#### EXERCISE GOAL
A single number is the whole answer: the count of lines in the records where "Pearson" occurs.

#### INFORMATION
#####

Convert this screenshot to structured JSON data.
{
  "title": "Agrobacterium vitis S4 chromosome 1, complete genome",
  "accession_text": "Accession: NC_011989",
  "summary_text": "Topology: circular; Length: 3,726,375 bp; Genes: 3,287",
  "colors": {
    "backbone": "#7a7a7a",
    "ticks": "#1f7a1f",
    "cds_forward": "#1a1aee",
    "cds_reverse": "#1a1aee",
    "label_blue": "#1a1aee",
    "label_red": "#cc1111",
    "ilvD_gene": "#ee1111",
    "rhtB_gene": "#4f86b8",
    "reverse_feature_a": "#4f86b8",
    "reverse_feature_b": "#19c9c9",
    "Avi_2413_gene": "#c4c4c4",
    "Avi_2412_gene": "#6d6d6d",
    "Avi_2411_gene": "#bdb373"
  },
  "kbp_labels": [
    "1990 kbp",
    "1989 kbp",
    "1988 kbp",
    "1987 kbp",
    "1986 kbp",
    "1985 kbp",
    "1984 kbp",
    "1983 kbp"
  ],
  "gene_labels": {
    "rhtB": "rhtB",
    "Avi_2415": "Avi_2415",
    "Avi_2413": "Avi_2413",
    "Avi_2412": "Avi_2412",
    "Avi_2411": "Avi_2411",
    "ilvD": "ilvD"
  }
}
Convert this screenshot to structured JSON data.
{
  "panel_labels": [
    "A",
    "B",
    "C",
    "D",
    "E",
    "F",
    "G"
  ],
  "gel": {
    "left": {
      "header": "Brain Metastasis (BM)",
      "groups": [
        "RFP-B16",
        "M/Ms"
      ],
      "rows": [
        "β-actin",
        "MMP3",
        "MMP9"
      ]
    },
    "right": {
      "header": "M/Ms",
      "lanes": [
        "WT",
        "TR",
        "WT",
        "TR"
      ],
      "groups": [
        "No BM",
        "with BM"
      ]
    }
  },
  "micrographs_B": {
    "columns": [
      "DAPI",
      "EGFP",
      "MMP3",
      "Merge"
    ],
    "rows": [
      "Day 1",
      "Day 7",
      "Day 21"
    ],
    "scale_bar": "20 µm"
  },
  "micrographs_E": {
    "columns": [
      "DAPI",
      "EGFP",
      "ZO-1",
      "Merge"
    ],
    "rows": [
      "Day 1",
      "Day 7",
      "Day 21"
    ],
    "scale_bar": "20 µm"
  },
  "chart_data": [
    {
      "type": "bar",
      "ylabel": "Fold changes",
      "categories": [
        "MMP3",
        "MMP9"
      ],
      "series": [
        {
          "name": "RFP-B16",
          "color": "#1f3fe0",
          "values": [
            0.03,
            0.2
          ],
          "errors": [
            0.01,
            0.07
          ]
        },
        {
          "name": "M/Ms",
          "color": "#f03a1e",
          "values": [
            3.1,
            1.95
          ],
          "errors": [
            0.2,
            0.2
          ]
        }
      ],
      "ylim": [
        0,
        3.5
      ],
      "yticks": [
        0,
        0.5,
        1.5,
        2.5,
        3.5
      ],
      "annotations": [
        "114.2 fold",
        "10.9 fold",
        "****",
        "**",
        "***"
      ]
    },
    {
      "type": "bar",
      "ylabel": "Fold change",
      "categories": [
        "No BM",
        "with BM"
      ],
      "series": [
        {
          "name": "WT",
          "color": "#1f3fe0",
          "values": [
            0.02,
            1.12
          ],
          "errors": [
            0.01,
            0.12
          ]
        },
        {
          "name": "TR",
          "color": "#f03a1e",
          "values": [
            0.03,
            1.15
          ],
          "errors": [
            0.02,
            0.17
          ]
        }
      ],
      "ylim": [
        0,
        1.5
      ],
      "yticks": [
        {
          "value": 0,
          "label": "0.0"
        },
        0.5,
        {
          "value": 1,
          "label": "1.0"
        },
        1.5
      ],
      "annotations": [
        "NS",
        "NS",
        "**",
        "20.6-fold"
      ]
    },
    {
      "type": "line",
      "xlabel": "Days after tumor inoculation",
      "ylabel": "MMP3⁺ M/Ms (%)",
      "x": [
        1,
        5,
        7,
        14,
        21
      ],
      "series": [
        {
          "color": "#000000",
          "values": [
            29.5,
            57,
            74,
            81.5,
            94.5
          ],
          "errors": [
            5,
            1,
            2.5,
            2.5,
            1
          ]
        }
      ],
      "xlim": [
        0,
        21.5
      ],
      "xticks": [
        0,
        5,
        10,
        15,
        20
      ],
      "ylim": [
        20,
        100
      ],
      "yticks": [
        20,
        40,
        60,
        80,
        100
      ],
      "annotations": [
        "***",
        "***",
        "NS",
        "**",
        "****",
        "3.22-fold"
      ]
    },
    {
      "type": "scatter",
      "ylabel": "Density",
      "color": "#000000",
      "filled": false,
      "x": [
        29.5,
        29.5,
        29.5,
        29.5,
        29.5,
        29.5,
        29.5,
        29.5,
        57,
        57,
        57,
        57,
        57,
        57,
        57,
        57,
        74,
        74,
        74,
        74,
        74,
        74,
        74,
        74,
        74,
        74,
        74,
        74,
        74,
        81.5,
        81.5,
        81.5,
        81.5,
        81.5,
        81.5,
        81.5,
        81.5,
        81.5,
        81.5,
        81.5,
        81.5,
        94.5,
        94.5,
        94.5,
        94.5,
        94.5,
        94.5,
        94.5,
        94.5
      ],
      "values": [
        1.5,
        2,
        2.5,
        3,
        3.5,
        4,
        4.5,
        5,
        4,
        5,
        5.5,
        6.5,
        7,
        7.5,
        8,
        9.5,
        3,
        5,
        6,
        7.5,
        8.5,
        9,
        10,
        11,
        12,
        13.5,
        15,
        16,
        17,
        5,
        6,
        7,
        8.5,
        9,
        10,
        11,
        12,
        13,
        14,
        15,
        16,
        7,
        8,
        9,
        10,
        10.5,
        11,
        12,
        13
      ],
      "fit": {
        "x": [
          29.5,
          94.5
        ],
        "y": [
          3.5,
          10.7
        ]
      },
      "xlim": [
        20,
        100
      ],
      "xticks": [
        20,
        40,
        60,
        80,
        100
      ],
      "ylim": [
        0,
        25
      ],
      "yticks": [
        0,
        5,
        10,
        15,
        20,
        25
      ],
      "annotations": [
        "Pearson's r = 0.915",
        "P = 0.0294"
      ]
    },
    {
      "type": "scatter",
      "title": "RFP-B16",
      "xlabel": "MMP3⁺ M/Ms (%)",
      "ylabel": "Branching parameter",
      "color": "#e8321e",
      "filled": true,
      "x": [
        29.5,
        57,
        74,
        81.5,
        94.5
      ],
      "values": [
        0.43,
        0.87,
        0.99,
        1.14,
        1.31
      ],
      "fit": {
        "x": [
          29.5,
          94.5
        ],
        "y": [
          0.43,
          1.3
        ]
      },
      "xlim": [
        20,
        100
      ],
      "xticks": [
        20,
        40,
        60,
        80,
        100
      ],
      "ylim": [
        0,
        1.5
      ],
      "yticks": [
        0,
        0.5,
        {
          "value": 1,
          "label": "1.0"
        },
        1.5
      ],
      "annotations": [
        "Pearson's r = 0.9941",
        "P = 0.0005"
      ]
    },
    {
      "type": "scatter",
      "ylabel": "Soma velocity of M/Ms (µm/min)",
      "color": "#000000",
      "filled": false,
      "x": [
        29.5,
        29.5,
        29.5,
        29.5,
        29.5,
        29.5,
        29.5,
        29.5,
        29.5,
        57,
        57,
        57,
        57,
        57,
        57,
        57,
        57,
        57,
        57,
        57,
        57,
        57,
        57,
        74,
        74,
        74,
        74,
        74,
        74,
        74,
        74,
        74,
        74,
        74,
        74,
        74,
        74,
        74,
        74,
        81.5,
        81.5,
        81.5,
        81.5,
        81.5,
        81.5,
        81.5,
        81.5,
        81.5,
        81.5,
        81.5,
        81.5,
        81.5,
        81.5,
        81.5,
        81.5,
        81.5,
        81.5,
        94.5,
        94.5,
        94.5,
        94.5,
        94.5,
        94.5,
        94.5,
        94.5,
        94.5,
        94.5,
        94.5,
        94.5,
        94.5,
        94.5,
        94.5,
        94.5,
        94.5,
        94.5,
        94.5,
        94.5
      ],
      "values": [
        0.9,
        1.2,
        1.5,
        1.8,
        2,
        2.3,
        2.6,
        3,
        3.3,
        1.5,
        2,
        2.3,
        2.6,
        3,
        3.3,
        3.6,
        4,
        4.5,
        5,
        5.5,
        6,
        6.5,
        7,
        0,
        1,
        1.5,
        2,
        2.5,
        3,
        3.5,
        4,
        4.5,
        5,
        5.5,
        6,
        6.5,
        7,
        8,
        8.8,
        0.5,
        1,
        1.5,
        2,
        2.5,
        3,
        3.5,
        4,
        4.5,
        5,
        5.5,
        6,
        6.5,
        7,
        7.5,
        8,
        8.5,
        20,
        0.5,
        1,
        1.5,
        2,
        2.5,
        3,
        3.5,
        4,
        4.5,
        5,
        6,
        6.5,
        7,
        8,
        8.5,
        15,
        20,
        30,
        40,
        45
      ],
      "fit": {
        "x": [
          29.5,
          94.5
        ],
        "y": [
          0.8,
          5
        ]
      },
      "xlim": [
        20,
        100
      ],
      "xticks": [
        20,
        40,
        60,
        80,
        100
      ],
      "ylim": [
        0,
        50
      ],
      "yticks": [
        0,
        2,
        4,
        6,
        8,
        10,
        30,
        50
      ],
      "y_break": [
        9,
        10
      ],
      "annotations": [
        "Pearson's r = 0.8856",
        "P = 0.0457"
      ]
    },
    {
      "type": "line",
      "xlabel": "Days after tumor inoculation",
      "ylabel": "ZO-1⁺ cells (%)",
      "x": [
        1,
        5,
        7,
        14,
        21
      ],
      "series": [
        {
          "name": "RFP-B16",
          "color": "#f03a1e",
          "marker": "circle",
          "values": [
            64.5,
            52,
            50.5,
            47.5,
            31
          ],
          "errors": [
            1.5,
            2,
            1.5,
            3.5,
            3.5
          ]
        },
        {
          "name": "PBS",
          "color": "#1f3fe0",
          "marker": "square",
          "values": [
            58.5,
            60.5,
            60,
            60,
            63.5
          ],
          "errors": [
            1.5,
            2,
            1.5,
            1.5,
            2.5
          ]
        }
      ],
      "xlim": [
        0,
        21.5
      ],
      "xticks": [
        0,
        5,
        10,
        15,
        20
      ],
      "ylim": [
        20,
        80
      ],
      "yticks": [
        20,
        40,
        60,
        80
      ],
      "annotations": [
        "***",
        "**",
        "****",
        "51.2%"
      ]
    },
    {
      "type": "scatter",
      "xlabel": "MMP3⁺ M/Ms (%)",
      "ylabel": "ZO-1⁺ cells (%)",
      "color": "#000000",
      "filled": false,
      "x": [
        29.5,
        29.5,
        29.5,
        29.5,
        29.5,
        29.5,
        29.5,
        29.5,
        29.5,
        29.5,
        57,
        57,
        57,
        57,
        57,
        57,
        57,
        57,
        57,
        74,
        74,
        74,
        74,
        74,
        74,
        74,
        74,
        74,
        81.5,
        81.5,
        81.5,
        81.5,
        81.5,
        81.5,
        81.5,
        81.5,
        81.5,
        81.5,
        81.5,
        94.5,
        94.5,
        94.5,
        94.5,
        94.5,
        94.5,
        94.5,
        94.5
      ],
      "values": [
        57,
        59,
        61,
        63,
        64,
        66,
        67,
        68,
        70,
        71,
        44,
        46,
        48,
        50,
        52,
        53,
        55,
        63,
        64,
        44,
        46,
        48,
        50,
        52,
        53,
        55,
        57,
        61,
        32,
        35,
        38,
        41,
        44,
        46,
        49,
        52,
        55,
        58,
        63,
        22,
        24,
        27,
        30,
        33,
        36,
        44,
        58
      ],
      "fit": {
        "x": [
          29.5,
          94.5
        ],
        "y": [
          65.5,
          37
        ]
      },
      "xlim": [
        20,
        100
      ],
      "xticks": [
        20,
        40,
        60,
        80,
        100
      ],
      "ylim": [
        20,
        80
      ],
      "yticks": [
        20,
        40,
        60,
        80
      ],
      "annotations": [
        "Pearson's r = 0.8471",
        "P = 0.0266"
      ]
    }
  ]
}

#####

#### TASK OUTPUT
4